Directions
Output the line containing "Transcribe this image's" and all subsequent lines of the listing below, copied exactly, with no other lines.

Data rows
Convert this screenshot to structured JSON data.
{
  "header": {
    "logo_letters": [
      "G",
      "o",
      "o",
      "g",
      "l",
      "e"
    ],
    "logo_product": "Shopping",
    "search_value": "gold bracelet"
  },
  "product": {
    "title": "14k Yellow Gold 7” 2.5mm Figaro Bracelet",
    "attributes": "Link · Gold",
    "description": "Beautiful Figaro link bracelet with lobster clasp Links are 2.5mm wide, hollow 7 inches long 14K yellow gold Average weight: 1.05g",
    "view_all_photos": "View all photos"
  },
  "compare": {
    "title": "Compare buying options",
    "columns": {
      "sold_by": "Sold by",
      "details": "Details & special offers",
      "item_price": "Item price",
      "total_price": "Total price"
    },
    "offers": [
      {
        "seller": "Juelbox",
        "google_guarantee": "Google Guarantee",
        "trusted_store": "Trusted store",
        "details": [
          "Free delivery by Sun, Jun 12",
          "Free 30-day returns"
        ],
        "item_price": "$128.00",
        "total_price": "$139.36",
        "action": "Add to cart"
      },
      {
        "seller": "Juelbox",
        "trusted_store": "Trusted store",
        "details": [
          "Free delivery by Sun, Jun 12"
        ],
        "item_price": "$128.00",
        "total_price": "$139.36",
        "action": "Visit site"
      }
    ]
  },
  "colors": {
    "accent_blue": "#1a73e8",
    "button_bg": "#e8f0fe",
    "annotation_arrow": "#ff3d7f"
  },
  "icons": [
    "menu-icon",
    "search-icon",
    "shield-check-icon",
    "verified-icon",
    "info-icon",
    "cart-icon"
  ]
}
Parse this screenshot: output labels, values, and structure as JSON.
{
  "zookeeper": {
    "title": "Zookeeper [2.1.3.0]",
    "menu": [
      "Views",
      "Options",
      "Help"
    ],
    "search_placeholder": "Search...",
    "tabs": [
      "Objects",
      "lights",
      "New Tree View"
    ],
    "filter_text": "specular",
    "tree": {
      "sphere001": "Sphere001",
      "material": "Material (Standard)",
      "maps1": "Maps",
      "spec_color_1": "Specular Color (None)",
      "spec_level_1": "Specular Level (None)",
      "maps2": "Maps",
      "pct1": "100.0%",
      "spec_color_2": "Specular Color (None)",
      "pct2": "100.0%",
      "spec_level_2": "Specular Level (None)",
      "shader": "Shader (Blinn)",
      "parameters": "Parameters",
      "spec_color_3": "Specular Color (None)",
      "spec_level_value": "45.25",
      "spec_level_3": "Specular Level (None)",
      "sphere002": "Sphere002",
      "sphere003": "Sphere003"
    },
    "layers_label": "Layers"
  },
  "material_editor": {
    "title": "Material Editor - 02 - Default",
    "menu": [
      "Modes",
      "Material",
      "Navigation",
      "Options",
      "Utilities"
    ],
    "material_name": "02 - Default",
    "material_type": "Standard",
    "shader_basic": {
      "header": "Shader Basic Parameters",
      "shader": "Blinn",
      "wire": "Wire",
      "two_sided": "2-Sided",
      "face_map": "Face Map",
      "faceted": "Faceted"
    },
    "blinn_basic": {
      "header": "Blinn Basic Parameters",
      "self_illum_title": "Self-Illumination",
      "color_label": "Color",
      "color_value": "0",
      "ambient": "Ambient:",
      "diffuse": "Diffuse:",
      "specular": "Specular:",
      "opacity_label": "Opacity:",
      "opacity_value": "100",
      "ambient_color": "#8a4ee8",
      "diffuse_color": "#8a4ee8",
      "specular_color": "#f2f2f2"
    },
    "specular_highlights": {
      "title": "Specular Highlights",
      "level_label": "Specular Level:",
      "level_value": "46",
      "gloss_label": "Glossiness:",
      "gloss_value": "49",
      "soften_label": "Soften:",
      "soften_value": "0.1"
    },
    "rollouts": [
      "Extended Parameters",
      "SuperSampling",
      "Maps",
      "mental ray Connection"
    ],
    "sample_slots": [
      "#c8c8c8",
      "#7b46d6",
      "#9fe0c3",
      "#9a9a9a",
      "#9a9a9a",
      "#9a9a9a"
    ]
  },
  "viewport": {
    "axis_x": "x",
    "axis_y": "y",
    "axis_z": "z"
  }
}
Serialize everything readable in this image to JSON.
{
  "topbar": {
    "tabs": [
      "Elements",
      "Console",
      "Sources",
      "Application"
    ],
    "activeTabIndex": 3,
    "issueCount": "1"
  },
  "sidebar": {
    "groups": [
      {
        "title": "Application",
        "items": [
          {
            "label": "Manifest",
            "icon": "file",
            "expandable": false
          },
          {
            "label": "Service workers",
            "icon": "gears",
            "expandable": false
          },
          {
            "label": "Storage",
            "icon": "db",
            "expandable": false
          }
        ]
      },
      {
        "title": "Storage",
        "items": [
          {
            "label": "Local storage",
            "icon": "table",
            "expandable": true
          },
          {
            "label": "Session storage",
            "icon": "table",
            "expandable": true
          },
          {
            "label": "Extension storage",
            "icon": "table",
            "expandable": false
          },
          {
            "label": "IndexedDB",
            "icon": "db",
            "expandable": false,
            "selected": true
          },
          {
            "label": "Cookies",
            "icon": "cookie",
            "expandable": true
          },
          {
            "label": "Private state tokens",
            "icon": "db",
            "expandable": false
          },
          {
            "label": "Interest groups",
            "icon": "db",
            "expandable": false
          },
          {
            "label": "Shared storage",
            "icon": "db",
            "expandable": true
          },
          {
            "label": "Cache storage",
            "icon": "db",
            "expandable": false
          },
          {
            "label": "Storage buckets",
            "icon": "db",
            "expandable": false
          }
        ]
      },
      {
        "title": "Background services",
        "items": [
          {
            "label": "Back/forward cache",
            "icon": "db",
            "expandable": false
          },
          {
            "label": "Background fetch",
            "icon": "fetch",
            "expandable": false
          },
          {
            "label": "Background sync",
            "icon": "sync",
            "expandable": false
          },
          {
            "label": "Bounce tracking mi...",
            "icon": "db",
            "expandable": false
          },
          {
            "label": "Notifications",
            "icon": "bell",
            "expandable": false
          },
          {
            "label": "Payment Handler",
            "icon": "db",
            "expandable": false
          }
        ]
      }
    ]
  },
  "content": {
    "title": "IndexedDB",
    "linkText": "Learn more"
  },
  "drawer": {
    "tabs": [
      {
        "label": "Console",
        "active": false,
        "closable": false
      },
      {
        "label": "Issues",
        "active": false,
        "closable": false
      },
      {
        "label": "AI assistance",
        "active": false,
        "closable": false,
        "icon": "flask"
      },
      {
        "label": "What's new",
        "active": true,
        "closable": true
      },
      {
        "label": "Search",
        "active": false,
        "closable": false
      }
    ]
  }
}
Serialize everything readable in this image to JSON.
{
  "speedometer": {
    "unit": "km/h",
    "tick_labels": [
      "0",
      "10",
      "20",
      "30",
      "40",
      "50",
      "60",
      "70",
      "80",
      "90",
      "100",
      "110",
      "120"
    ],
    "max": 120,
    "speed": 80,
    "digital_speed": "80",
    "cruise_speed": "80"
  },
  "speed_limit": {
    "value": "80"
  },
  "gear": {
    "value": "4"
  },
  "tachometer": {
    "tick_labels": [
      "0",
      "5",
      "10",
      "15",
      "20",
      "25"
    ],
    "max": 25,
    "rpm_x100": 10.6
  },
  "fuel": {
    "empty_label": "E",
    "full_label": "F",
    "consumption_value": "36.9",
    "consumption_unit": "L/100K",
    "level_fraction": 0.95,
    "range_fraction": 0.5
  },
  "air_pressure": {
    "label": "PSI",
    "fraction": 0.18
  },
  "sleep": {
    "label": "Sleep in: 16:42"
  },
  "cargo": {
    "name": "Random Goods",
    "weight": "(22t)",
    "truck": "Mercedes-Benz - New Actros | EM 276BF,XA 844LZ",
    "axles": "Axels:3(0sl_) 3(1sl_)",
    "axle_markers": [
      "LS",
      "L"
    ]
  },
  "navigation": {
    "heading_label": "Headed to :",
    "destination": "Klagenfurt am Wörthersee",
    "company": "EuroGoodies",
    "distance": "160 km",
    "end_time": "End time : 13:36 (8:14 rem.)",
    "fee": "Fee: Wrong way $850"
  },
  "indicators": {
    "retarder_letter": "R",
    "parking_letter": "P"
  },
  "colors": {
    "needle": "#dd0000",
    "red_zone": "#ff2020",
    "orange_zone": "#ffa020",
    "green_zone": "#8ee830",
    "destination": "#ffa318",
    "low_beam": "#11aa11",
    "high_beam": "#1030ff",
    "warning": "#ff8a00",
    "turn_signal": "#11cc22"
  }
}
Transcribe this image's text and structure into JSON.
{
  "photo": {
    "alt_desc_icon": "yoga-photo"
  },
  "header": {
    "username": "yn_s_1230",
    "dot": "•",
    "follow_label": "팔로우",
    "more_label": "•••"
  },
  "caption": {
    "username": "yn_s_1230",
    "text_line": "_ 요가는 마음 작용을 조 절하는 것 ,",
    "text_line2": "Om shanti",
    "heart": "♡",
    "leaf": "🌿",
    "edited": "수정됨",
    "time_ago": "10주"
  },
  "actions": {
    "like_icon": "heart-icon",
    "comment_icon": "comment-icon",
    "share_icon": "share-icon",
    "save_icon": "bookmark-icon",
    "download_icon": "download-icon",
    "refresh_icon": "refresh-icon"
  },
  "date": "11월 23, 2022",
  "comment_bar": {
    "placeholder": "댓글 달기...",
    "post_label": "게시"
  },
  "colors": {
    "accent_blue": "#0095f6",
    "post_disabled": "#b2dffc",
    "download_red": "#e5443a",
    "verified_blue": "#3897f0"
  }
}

Problem solution
Transcribe this image's text and structure into JSON.
{
  "photo": {
    "alt_desc_icon": "yoga-photo"
  },
  "header": {
    "username": "yn_s_1230",
    "dot": "•",
    "follow_label": "팔로우",
    "more_label": "•••"
  },
  "caption": {
    "username": "yn_s_1230",
    "text_line": "_ 요가는 마음 작용을 조 절하는 것 ,",
    "text_line2": "Om shanti",
    "heart": "♡",
    "leaf": "🌿",
    "edited": "수정됨",
    "time_ago": "10주"
  },
  "actions": {
    "like_icon": "heart-icon",
    "comment_icon": "comment-icon",
    "share_icon": "share-icon",
    "save_icon": "bookmark-icon",
    "download_icon": "download-icon",
    "refresh_icon": "refresh-icon"
  },
  "date": "11월 23, 2022",
  "comment_bar": {
    "placeholder": "댓글 달기...",
    "post_label": "게시"
  },
  "colors": {
    "accent_blue": "#0095f6",
    "post_disabled": "#b2dffc",
    "download_red": "#e5443a",
    "verified_blue": "#3897f0"
  }
}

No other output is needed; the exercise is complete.